Material for this task —
--- start ---

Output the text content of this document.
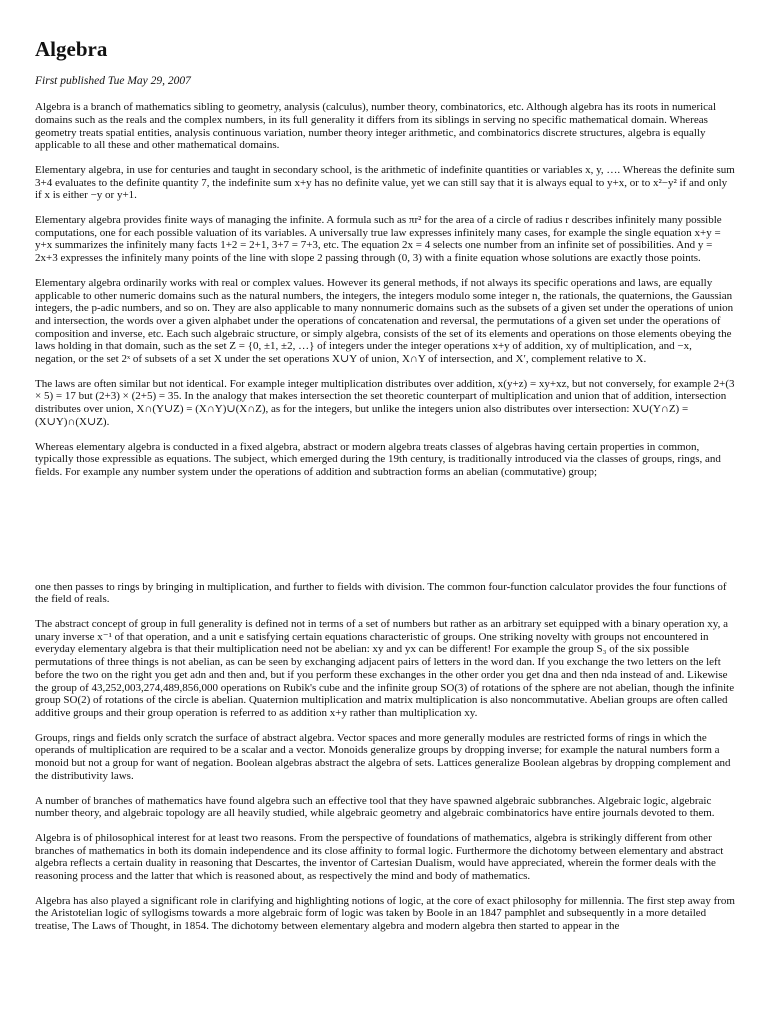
Algebra
First published Tue May 29, 2007

Algebra is a branch of mathematics sibling to geometry, analysis (calculus), number theory, combinatorics, etc. Although algebra has its roots in numerical domains such as the reals and the complex numbers, in its full generality it differs from its siblings in serving no specific mathematical domain. Whereas geometry treats spatial entities, analysis continuous variation, number theory integer arithmetic, and combinatorics discrete structures, algebra is equally applicable to all these and other mathematical domains.

Elementary algebra, in use for centuries and taught in secondary school, is the arithmetic of indefinite quantities or variables x, y, …. Whereas the definite sum 3+4 evaluates to the definite quantity 7, the indefinite sum x+y has no definite value, yet we can still say that it is always equal to y+x, or to x²−y² if and only if x is either −y or y+1.

Elementary algebra provides finite ways of managing the infinite. A formula such as πr² for the area of a circle of radius r describes infinitely many possible computations, one for each possible valuation of its variables. A universally true law expresses infinitely many cases, for example the single equation x+y = y+x summarizes the infinitely many facts 1+2 = 2+1, 3+7 = 7+3, etc. The equation 2x = 4 selects one number from an infinite set of possibilities. And y = 2x+3 expresses the infinitely many points of the line with slope 2 passing through (0, 3) with a finite equation whose solutions are exactly those points.

Elementary algebra ordinarily works with real or complex values. However its general methods, if not always its specific operations and laws, are equally applicable to other numeric domains such as the natural numbers, the integers, the integers modulo some integer n, the rationals, the quaternions, the Gaussian integers, the p-adic numbers, and so on. They are also applicable to many nonnumeric domains such as the subsets of a given set under the operations of union and intersection, the words over a given alphabet under the operations of concatenation and reversal, the permutations of a given set under the operations of composition and inverse, etc. Each such algebraic structure, or simply algebra, consists of the set of its elements and operations on those elements obeying the laws holding in that domain, such as the set Z = {0, ±1, ±2, …} of integers under the integer operations x+y of addition, xy of multiplication, and −x, negation, or the set 2ˣ of subsets of a set X under the set operations X∪Y of union, X∩Y of intersection, and X′, complement relative to X.

The laws are often similar but not identical. For example integer multiplication distributes over addition, x(y+z) = xy+xz, but not conversely, for example 2+(3 × 5) = 17 but (2+3) × (2+5) = 35. In the analogy that makes intersection the set theoretic counterpart of multiplication and union that of addition, intersection distributes over union, X∩(Y∪Z) = (X∩Y)∪(X∩Z), as for the integers, but unlike the integers union also distributes over intersection: X∪(Y∩Z) = (X∪Y)∩(X∪Z).

Whereas elementary algebra is conducted in a fixed algebra, abstract or modern algebra treats classes of algebras having certain properties in common, typically those expressible as equations. The subject, which emerged during the 19th century, is traditionally introduced via the classes of groups, rings, and fields. For example any number system under the operations of addition and subtraction forms an abelian (commutative) group;

one then passes to rings by bringing in multiplication, and further to fields with division. The common four-function calculator provides the four functions of the field of reals.

The abstract concept of group in full generality is defined not in terms of a set of numbers but rather as an arbitrary set equipped with a binary operation xy, a unary inverse x⁻¹ of that operation, and a unit e satisfying certain equations characteristic of groups. One striking novelty with groups not encountered in everyday elementary algebra is that their multiplication need not be abelian: xy and yx can be different! For example the group S₃ of the six possible permutations of three things is not abelian, as can be seen by exchanging adjacent pairs of letters in the word dan. If you exchange the two letters on the left before the two on the right you get adn and then and, but if you perform these exchanges in the other order you get dna and then nda instead of and. Likewise the group of 43,252,003,274,489,856,000 operations on Rubik's cube and the infinite group SO(3) of rotations of the sphere are not abelian, though the infinite group SO(2) of rotations of the circle is abelian. Quaternion multiplication and matrix multiplication is also noncommutative. Abelian groups are often called additive groups and their group operation is referred to as addition x+y rather than multiplication xy.

Groups, rings and fields only scratch the surface of abstract algebra. Vector spaces and more generally modules are restricted forms of rings in which the operands of multiplication are required to be a scalar and a vector. Monoids generalize groups by dropping inverse; for example the natural numbers form a monoid but not a group for want of negation. Boolean algebras abstract the algebra of sets. Lattices generalize Boolean algebras by dropping complement and the distributivity laws.

A number of branches of mathematics have found algebra such an effective tool that they have spawned algebraic subbranches. Algebraic logic, algebraic number theory, and algebraic topology are all heavily studied, while algebraic geometry and algebraic combinatorics have entire journals devoted to them.

Algebra is of philosophical interest for at least two reasons. From the perspective of foundations of mathematics, algebra is strikingly different from other branches of mathematics in both its domain independence and its close affinity to formal logic. Furthermore the dichotomy between elementary and abstract algebra reflects a certain duality in reasoning that Descartes, the inventor of Cartesian Dualism, would have appreciated, wherein the former deals with the reasoning process and the latter that which is reasoned about, as respectively the mind and body of mathematics.

Algebra has also played a significant role in clarifying and highlighting notions of logic, at the core of exact philosophy for millennia. The first step away from the Aristotelian logic of syllogisms towards a more algebraic form of logic was taken by Boole in an 1847 pamphlet and subsequently in a more detailed treatise, The Laws of Thought, in 1854. The dichotomy between elementary algebra and modern algebra then started to appear in the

--- end ---

Transcribe the records above exactly, omitting every picture they contain.

Output the text content of this document.
Algebra
First published Tue May 29, 2007

Algebra is a branch of mathematics sibling to geometry, analysis (calculus), number theory, combinatorics, etc. Although algebra has its roots in numerical domains such as the reals and the complex numbers, in its full generality it differs from its siblings in serving no specific mathematical domain. Whereas geometry treats spatial entities, analysis continuous variation, number theory integer arithmetic, and combinatorics discrete structures, algebra is equally applicable to all these and other mathematical domains.

Elementary algebra, in use for centuries and taught in secondary school, is the arithmetic of indefinite quantities or variables x, y, …. Whereas the definite sum 3+4 evaluates to the definite quantity 7, the indefinite sum x+y has no definite value, yet we can still say that it is always equal to y+x, or to x²−y² if and only if x is either −y or y+1.

Elementary algebra provides finite ways of managing the infinite. A formula such as πr² for the area of a circle of radius r describes infinitely many possible computations, one for each possible valuation of its variables. A universally true law expresses infinitely many cases, for example the single equation x+y = y+x summarizes the infinitely many facts 1+2 = 2+1, 3+7 = 7+3, etc. The equation 2x = 4 selects one number from an infinite set of possibilities. And y = 2x+3 expresses the infinitely many points of the line with slope 2 passing through (0, 3) with a finite equation whose solutions are exactly those points.

Elementary algebra ordinarily works with real or complex values. However its general methods, if not always its specific operations and laws, are equally applicable to other numeric domains such as the natural numbers, the integers, the integers modulo some integer n, the rationals, the quaternions, the Gaussian integers, the p-adic numbers, and so on. They are also applicable to many nonnumeric domains such as the subsets of a given set under the operations of union and intersection, the words over a given alphabet under the operations of concatenation and reversal, the permutations of a given set under the operations of composition and inverse, etc. Each such algebraic structure, or simply algebra, consists of the set of its elements and operations on those elements obeying the laws holding in that domain, such as the set Z = {0, ±1, ±2, …} of integers under the integer operations x+y of addition, xy of multiplication, and −x, negation, or the set 2ˣ of subsets of a set X under the set operations X∪Y of union, X∩Y of intersection, and X′, complement relative to X.

The laws are often similar but not identical. For example integer multiplication distributes over addition, x(y+z) = xy+xz, but not conversely, for example 2+(3 × 5) = 17 but (2+3) × (2+5) = 35. In the analogy that makes intersection the set theoretic counterpart of multiplication and union that of addition, intersection distributes over union, X∩(Y∪Z) = (X∩Y)∪(X∩Z), as for the integers, but unlike the integers union also distributes over intersection: X∪(Y∩Z) = (X∪Y)∩(X∪Z).

Whereas elementary algebra is conducted in a fixed algebra, abstract or modern algebra treats classes of algebras having certain properties in common, typically those expressible as equations. The subject, which emerged during the 19th century, is traditionally introduced via the classes of groups, rings, and fields. For example any number system under the operations of addition and subtraction forms an abelian (commutative) group;

one then passes to rings by bringing in multiplication, and further to fields with division. The common four-function calculator provides the four functions of the field of reals.

The abstract concept of group in full generality is defined not in terms of a set of numbers but rather as an arbitrary set equipped with a binary operation xy, a unary inverse x⁻¹ of that operation, and a unit e satisfying certain equations characteristic of groups. One striking novelty with groups not encountered in everyday elementary algebra is that their multiplication need not be abelian: xy and yx can be different! For example the group S₃ of the six possible permutations of three things is not abelian, as can be seen by exchanging adjacent pairs of letters in the word dan. If you exchange the two letters on the left before the two on the right you get adn and then and, but if you perform these exchanges in the other order you get dna and then nda instead of and. Likewise the group of 43,252,003,274,489,856,000 operations on Rubik's cube and the infinite group SO(3) of rotations of the sphere are not abelian, though the infinite group SO(2) of rotations of the circle is abelian. Quaternion multiplication and matrix multiplication is also noncommutative. Abelian groups are often called additive groups and their group operation is referred to as addition x+y rather than multiplication xy.

Groups, rings and fields only scratch the surface of abstract algebra. Vector spaces and more generally modules are restricted forms of rings in which the operands of multiplication are required to be a scalar and a vector. Monoids generalize groups by dropping inverse; for example the natural numbers form a monoid but not a group for want of negation. Boolean algebras abstract the algebra of sets. Lattices generalize Boolean algebras by dropping complement and the distributivity laws.

A number of branches of mathematics have found algebra such an effective tool that they have spawned algebraic subbranches. Algebraic logic, algebraic number theory, and algebraic topology are all heavily studied, while algebraic geometry and algebraic combinatorics have entire journals devoted to them.

Algebra is of philosophical interest for at least two reasons. From the perspective of foundations of mathematics, algebra is strikingly different from other branches of mathematics in both its domain independence and its close affinity to formal logic. Furthermore the dichotomy between elementary and abstract algebra reflects a certain duality in reasoning that Descartes, the inventor of Cartesian Dualism, would have appreciated, wherein the former deals with the reasoning process and the latter that which is reasoned about, as respectively the mind and body of mathematics.

Algebra has also played a significant role in clarifying and highlighting notions of logic, at the core of exact philosophy for millennia. The first step away from the Aristotelian logic of syllogisms towards a more algebraic form of logic was taken by Boole in an 1847 pamphlet and subsequently in a more detailed treatise, The Laws of Thought, in 1854. The dichotomy between elementary algebra and modern algebra then started to appear in the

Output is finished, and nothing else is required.